Directions:
Give the data below again exactly as written, without its pictures.

Supplied material:
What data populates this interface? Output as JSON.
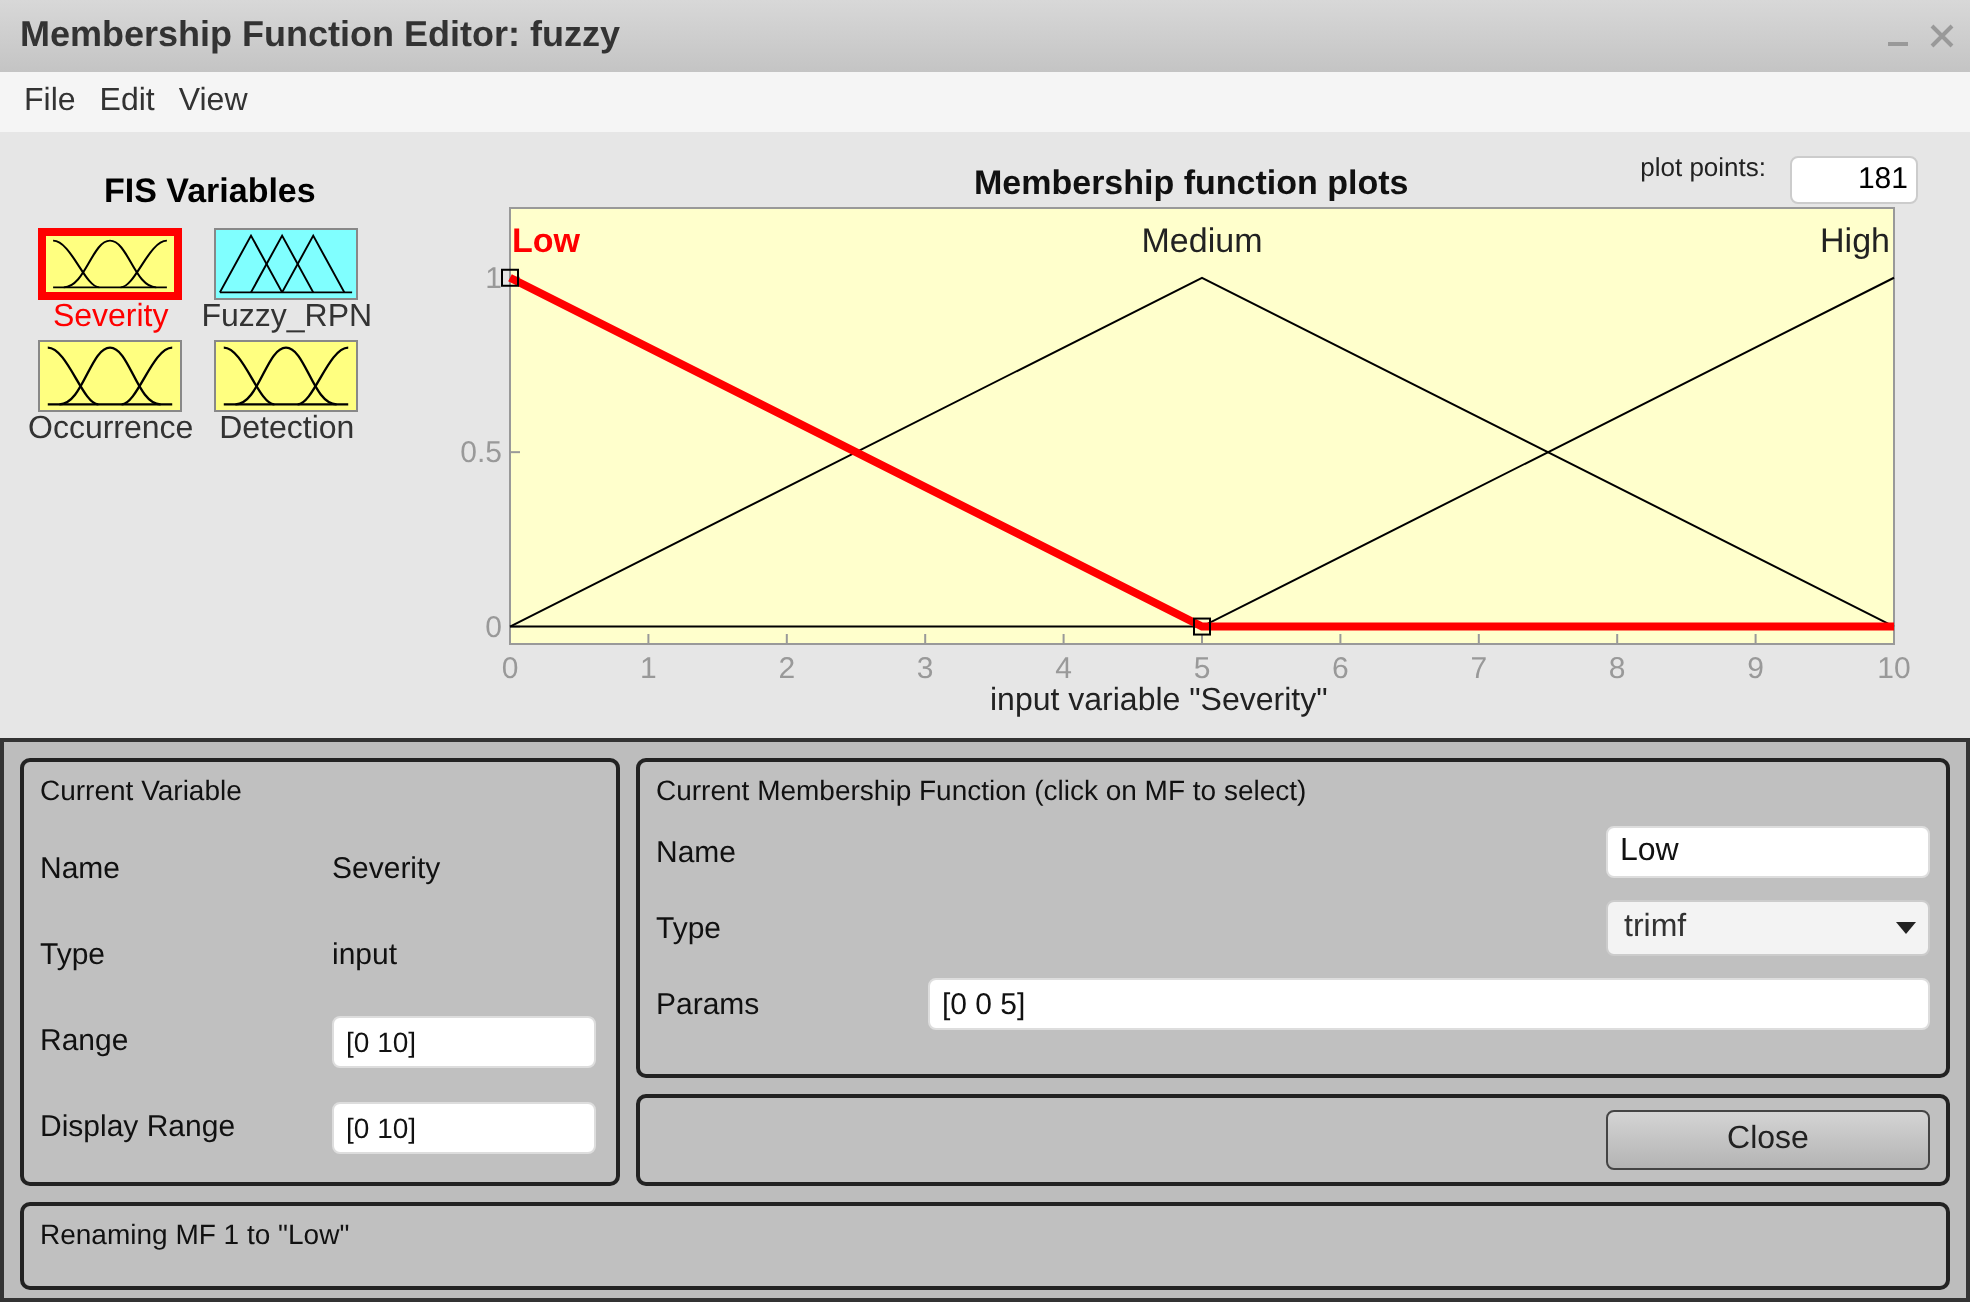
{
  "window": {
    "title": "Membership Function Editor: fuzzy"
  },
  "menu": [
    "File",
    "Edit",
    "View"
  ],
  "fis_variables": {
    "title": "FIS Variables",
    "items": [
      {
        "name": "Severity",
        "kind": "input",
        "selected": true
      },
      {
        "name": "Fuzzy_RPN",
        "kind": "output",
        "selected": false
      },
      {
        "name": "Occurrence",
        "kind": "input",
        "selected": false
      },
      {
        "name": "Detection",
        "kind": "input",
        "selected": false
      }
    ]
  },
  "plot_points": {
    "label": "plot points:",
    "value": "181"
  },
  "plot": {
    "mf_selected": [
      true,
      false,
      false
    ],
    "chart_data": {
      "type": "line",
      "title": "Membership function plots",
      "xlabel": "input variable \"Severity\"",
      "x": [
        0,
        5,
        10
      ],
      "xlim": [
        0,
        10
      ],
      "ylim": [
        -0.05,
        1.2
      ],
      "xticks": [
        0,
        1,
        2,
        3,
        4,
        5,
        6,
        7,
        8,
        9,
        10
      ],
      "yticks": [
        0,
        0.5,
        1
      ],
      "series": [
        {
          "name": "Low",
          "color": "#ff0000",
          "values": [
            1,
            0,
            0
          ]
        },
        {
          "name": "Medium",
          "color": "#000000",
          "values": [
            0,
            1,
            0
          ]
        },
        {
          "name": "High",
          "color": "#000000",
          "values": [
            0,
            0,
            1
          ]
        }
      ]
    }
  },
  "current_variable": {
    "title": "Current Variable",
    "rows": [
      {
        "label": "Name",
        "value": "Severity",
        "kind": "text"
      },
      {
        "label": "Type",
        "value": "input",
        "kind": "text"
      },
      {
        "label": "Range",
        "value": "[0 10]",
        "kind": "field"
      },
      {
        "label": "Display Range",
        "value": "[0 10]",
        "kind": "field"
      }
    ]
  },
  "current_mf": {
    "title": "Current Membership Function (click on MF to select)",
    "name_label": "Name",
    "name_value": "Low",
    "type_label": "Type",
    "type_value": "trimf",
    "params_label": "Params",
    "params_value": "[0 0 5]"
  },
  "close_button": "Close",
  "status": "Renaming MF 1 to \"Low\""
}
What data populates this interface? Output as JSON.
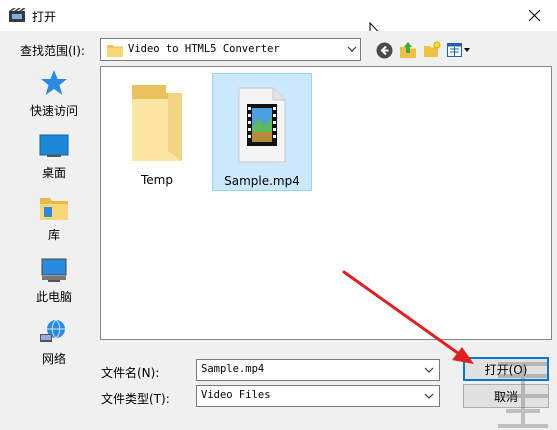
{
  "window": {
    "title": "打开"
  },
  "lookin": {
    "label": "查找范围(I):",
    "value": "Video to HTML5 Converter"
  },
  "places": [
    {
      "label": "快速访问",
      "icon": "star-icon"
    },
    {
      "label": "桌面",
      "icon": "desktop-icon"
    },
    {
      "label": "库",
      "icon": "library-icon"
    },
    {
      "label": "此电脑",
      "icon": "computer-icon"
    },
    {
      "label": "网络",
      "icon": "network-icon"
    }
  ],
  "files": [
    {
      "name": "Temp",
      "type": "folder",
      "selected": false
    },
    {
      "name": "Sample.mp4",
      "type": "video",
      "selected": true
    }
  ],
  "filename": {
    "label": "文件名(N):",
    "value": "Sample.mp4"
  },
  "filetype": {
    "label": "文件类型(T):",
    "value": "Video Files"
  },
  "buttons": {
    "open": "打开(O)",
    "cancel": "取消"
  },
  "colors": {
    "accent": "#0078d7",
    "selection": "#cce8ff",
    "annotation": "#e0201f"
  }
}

Written solution:
What data populates this interface? Output as JSON.
{
  "window": {
    "title": "Membership Function Editor: fuzzy"
  },
  "menu": [
    "File",
    "Edit",
    "View"
  ],
  "fis_variables": {
    "title": "FIS Variables",
    "items": [
      {
        "name": "Severity",
        "kind": "input",
        "selected": true
      },
      {
        "name": "Fuzzy_RPN",
        "kind": "output",
        "selected": false
      },
      {
        "name": "Occurrence",
        "kind": "input",
        "selected": false
      },
      {
        "name": "Detection",
        "kind": "input",
        "selected": false
      }
    ]
  },
  "plot_points": {
    "label": "plot points:",
    "value": "181"
  },
  "plot": {
    "mf_selected": [
      true,
      false,
      false
    ],
    "chart_data": {
      "type": "line",
      "title": "Membership function plots",
      "xlabel": "input variable \"Severity\"",
      "x": [
        0,
        5,
        10
      ],
      "xlim": [
        0,
        10
      ],
      "ylim": [
        -0.05,
        1.2
      ],
      "xticks": [
        0,
        1,
        2,
        3,
        4,
        5,
        6,
        7,
        8,
        9,
        10
      ],
      "yticks": [
        0,
        0.5,
        1
      ],
      "series": [
        {
          "name": "Low",
          "color": "#ff0000",
          "values": [
            1,
            0,
            0
          ]
        },
        {
          "name": "Medium",
          "color": "#000000",
          "values": [
            0,
            1,
            0
          ]
        },
        {
          "name": "High",
          "color": "#000000",
          "values": [
            0,
            0,
            1
          ]
        }
      ]
    }
  },
  "current_variable": {
    "title": "Current Variable",
    "rows": [
      {
        "label": "Name",
        "value": "Severity",
        "kind": "text"
      },
      {
        "label": "Type",
        "value": "input",
        "kind": "text"
      },
      {
        "label": "Range",
        "value": "[0 10]",
        "kind": "field"
      },
      {
        "label": "Display Range",
        "value": "[0 10]",
        "kind": "field"
      }
    ]
  },
  "current_mf": {
    "title": "Current Membership Function (click on MF to select)",
    "name_label": "Name",
    "name_value": "Low",
    "type_label": "Type",
    "type_value": "trimf",
    "params_label": "Params",
    "params_value": "[0 0 5]"
  },
  "close_button": "Close",
  "status": "Renaming MF 1 to \"Low\""
}
What data populates this interface? Output as JSON.
{
  "window": {
    "title": "打开"
  },
  "lookin": {
    "label": "查找范围(I):",
    "value": "Video to HTML5 Converter"
  },
  "places": [
    {
      "label": "快速访问",
      "icon": "star-icon"
    },
    {
      "label": "桌面",
      "icon": "desktop-icon"
    },
    {
      "label": "库",
      "icon": "library-icon"
    },
    {
      "label": "此电脑",
      "icon": "computer-icon"
    },
    {
      "label": "网络",
      "icon": "network-icon"
    }
  ],
  "files": [
    {
      "name": "Temp",
      "type": "folder",
      "selected": false
    },
    {
      "name": "Sample.mp4",
      "type": "video",
      "selected": true
    }
  ],
  "filename": {
    "label": "文件名(N):",
    "value": "Sample.mp4"
  },
  "filetype": {
    "label": "文件类型(T):",
    "value": "Video Files"
  },
  "buttons": {
    "open": "打开(O)",
    "cancel": "取消"
  },
  "colors": {
    "accent": "#0078d7",
    "selection": "#cce8ff",
    "annotation": "#e0201f"
  }
}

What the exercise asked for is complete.